→ Given records
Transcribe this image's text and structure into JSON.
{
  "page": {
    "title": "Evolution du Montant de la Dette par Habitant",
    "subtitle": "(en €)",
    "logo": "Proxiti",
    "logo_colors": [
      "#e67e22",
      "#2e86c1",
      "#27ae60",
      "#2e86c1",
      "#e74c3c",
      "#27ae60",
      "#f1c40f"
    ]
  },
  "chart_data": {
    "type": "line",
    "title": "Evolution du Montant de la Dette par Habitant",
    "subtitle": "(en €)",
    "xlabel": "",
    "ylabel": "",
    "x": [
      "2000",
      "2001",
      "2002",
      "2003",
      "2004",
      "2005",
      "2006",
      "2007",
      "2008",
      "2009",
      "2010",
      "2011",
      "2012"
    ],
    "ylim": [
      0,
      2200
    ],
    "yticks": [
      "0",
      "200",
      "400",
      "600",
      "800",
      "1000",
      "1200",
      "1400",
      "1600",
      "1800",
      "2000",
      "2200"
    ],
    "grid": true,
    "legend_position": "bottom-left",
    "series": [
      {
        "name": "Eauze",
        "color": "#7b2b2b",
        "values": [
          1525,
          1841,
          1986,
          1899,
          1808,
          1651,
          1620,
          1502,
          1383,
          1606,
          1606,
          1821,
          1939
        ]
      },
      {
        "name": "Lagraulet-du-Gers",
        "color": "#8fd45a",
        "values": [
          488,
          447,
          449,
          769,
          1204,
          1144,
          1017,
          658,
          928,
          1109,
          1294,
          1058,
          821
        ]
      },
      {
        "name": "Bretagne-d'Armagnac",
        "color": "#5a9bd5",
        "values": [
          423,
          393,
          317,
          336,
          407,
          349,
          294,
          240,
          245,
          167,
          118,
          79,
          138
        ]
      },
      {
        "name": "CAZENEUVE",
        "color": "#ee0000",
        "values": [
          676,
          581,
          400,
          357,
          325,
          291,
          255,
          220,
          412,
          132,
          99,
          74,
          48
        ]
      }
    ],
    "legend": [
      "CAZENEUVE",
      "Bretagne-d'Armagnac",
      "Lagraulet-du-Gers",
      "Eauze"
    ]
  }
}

→ Problem requirements
Every line of the data above should be reproduced word for word.

→ The completed task
Transcribe this image's text and structure into JSON.
{
  "page": {
    "title": "Evolution du Montant de la Dette par Habitant",
    "subtitle": "(en €)",
    "logo": "Proxiti",
    "logo_colors": [
      "#e67e22",
      "#2e86c1",
      "#27ae60",
      "#2e86c1",
      "#e74c3c",
      "#27ae60",
      "#f1c40f"
    ]
  },
  "chart_data": {
    "type": "line",
    "title": "Evolution du Montant de la Dette par Habitant",
    "subtitle": "(en €)",
    "xlabel": "",
    "ylabel": "",
    "x": [
      "2000",
      "2001",
      "2002",
      "2003",
      "2004",
      "2005",
      "2006",
      "2007",
      "2008",
      "2009",
      "2010",
      "2011",
      "2012"
    ],
    "ylim": [
      0,
      2200
    ],
    "yticks": [
      "0",
      "200",
      "400",
      "600",
      "800",
      "1000",
      "1200",
      "1400",
      "1600",
      "1800",
      "2000",
      "2200"
    ],
    "grid": true,
    "legend_position": "bottom-left",
    "series": [
      {
        "name": "Eauze",
        "color": "#7b2b2b",
        "values": [
          1525,
          1841,
          1986,
          1899,
          1808,
          1651,
          1620,
          1502,
          1383,
          1606,
          1606,
          1821,
          1939
        ]
      },
      {
        "name": "Lagraulet-du-Gers",
        "color": "#8fd45a",
        "values": [
          488,
          447,
          449,
          769,
          1204,
          1144,
          1017,
          658,
          928,
          1109,
          1294,
          1058,
          821
        ]
      },
      {
        "name": "Bretagne-d'Armagnac",
        "color": "#5a9bd5",
        "values": [
          423,
          393,
          317,
          336,
          407,
          349,
          294,
          240,
          245,
          167,
          118,
          79,
          138
        ]
      },
      {
        "name": "CAZENEUVE",
        "color": "#ee0000",
        "values": [
          676,
          581,
          400,
          357,
          325,
          291,
          255,
          220,
          412,
          132,
          99,
          74,
          48
        ]
      }
    ],
    "legend": [
      "CAZENEUVE",
      "Bretagne-d'Armagnac",
      "Lagraulet-du-Gers",
      "Eauze"
    ]
  }
}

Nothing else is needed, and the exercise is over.